Dataset items:
--

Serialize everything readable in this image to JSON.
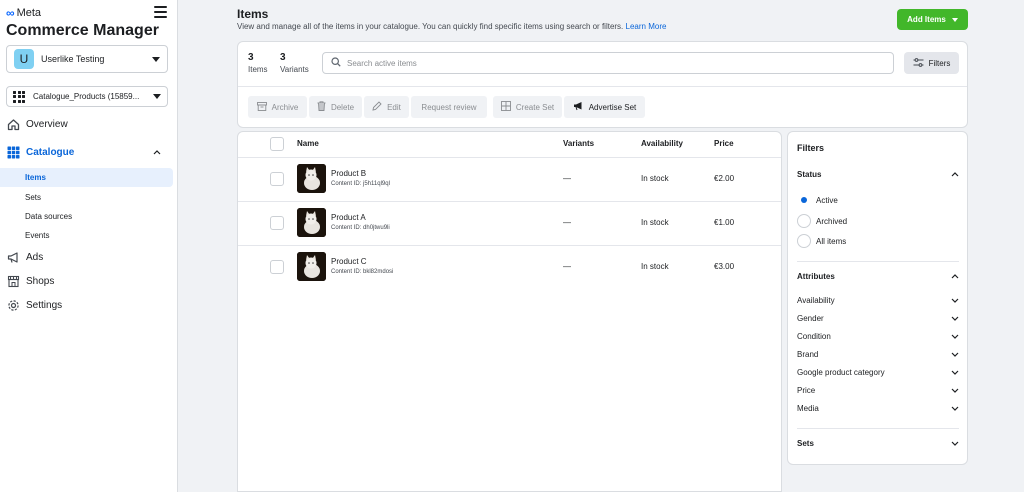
{
  "brand": {
    "logo_text": "Meta",
    "app_title": "Commerce Manager"
  },
  "account": {
    "initial": "U",
    "name": "Userlike Testing"
  },
  "catalogue_select": {
    "label": "Catalogue_Products (15859..."
  },
  "nav": {
    "overview": "Overview",
    "catalogue": "Catalogue",
    "catalogue_sub": [
      "Items",
      "Sets",
      "Data sources",
      "Events"
    ],
    "ads": "Ads",
    "shops": "Shops",
    "settings": "Settings"
  },
  "header": {
    "title": "Items",
    "description": "View and manage all of the items in your catalogue. You can quickly find specific items using search or filters.",
    "learn_more": "Learn More",
    "add_items": "Add Items"
  },
  "summary": {
    "items_count": "3",
    "items_label": "Items",
    "variants_count": "3",
    "variants_label": "Variants",
    "search_placeholder": "Search active items",
    "filters_button": "Filters"
  },
  "toolbar": {
    "archive": "Archive",
    "delete": "Delete",
    "edit": "Edit",
    "request_review": "Request review",
    "create_set": "Create Set",
    "advertise_set": "Advertise Set"
  },
  "table": {
    "columns": [
      "Name",
      "Variants",
      "Availability",
      "Price"
    ],
    "rows": [
      {
        "name": "Product B",
        "content_id": "Content ID: j5h11ql9ql",
        "variants": "—",
        "availability": "In stock",
        "price": "€2.00"
      },
      {
        "name": "Product A",
        "content_id": "Content ID: dh0jtwu9li",
        "variants": "—",
        "availability": "In stock",
        "price": "€1.00"
      },
      {
        "name": "Product C",
        "content_id": "Content ID: bkl82mdosi",
        "variants": "—",
        "availability": "In stock",
        "price": "€3.00"
      }
    ]
  },
  "filters_panel": {
    "title": "Filters",
    "status_label": "Status",
    "status_options": [
      "Active",
      "Archived",
      "All items"
    ],
    "status_selected": "Active",
    "attributes_label": "Attributes",
    "attributes": [
      "Availability",
      "Gender",
      "Condition",
      "Brand",
      "Google product category",
      "Price",
      "Media"
    ],
    "sets_label": "Sets"
  },
  "colors": {
    "accent": "#0a66d9",
    "add_button": "#42b72a",
    "active_bg": "#e7f0fd"
  }
}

--

### WORK TO BE COMPLETED
Will you set down the records word for word while leaving out every picture?

### RESPONSE TO THE TASK
Serialize everything readable in this image to JSON.
{
  "brand": {
    "logo_text": "Meta",
    "app_title": "Commerce Manager"
  },
  "account": {
    "initial": "U",
    "name": "Userlike Testing"
  },
  "catalogue_select": {
    "label": "Catalogue_Products (15859..."
  },
  "nav": {
    "overview": "Overview",
    "catalogue": "Catalogue",
    "catalogue_sub": [
      "Items",
      "Sets",
      "Data sources",
      "Events"
    ],
    "ads": "Ads",
    "shops": "Shops",
    "settings": "Settings"
  },
  "header": {
    "title": "Items",
    "description": "View and manage all of the items in your catalogue. You can quickly find specific items using search or filters.",
    "learn_more": "Learn More",
    "add_items": "Add Items"
  },
  "summary": {
    "items_count": "3",
    "items_label": "Items",
    "variants_count": "3",
    "variants_label": "Variants",
    "search_placeholder": "Search active items",
    "filters_button": "Filters"
  },
  "toolbar": {
    "archive": "Archive",
    "delete": "Delete",
    "edit": "Edit",
    "request_review": "Request review",
    "create_set": "Create Set",
    "advertise_set": "Advertise Set"
  },
  "table": {
    "columns": [
      "Name",
      "Variants",
      "Availability",
      "Price"
    ],
    "rows": [
      {
        "name": "Product B",
        "content_id": "Content ID: j5h11ql9ql",
        "variants": "—",
        "availability": "In stock",
        "price": "€2.00"
      },
      {
        "name": "Product A",
        "content_id": "Content ID: dh0jtwu9li",
        "variants": "—",
        "availability": "In stock",
        "price": "€1.00"
      },
      {
        "name": "Product C",
        "content_id": "Content ID: bkl82mdosi",
        "variants": "—",
        "availability": "In stock",
        "price": "€3.00"
      }
    ]
  },
  "filters_panel": {
    "title": "Filters",
    "status_label": "Status",
    "status_options": [
      "Active",
      "Archived",
      "All items"
    ],
    "status_selected": "Active",
    "attributes_label": "Attributes",
    "attributes": [
      "Availability",
      "Gender",
      "Condition",
      "Brand",
      "Google product category",
      "Price",
      "Media"
    ],
    "sets_label": "Sets"
  },
  "colors": {
    "accent": "#0a66d9",
    "add_button": "#42b72a",
    "active_bg": "#e7f0fd"
  }
}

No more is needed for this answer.